Quoted passage:
_ _ _

GRUB_TERMINAL="gfxterm"
GRUB_HIDDEN_TIMEOUT="0"
GRUB_TIMEOUT="8"
GRUB_ENABLE_CRYPTODISK="n"
GRUB_GFXMODE="auto"
GRUB_DISABLE_RECOVERY="true"
GRUB_DISTRIBUTOR=
GRUB_DEFAULT="saved"
SUSE_BTRFS_SNAPSHOT_BOOTING="true"
GRUB_USE_LINUXEFI="true"
GRUB_CMDLINE_LINUX_DEFAULT="quiet mitigations=auto"
GRUB_CMDLINE_XEN_DEFAULT="vga=gfx-1024x768x16"
GRUB_BACKGROUND=
GRUB_THEME=/boot/grub2/themes/openSUSE/theme.txt

 cd /etc/dracut.conf.d/ 
no-pc:/etc/dracut.conf.d # ls
10-persistent_policy.conf  99-debug.conf



The lsblk f and blkid did not show that UUID, as mentioned above.

So, in the interest of science, I was able to boot my Sid install using 6.12.17 kernel and the display revives quickly from suspend.

_ _ _

Source data:

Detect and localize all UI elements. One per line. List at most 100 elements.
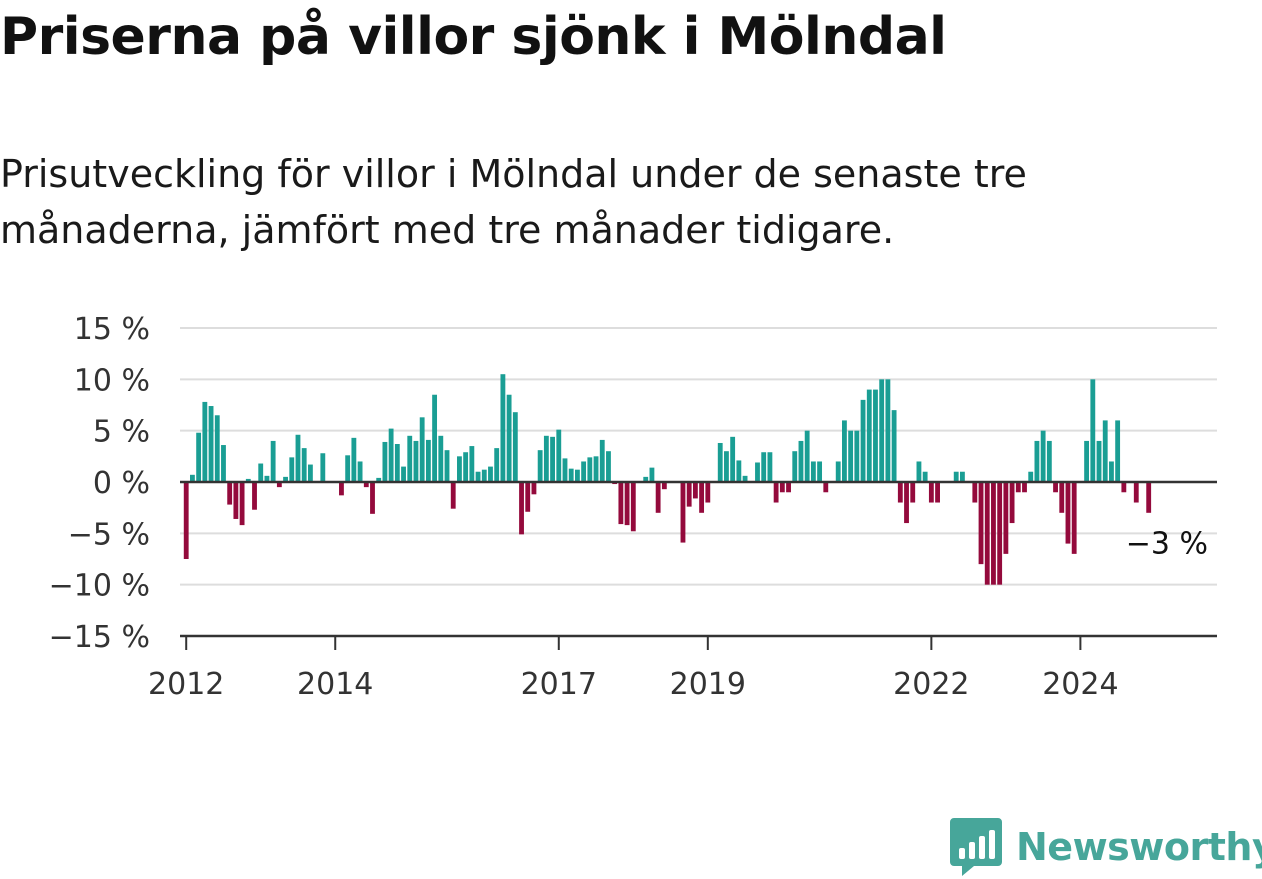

_ _ _

Objective 1: In the GRUB configuration passage, which kernel version was used to boot the Sid install?
Objective 2: Continue the GRUB configuration passage from the point where it stops.

Response 1: The 6.12.17 kernel.

Response 2:
So that is a newer kernel than the 6.12.6 kernel that is the last kernel in TW that will do the same basic function.

Debian doesn’t seem to offer the latest kernels in apt . . . I’d like to try to get into the 6.13.xxx iterations there to test it further.

But, this does show that the machine can revive the display in a post 6.12.6 kernel, whereas TW does not.

Are there any other tests to run in TW to check for where in the system some problem(s) are comingling to create this not waking the display problem?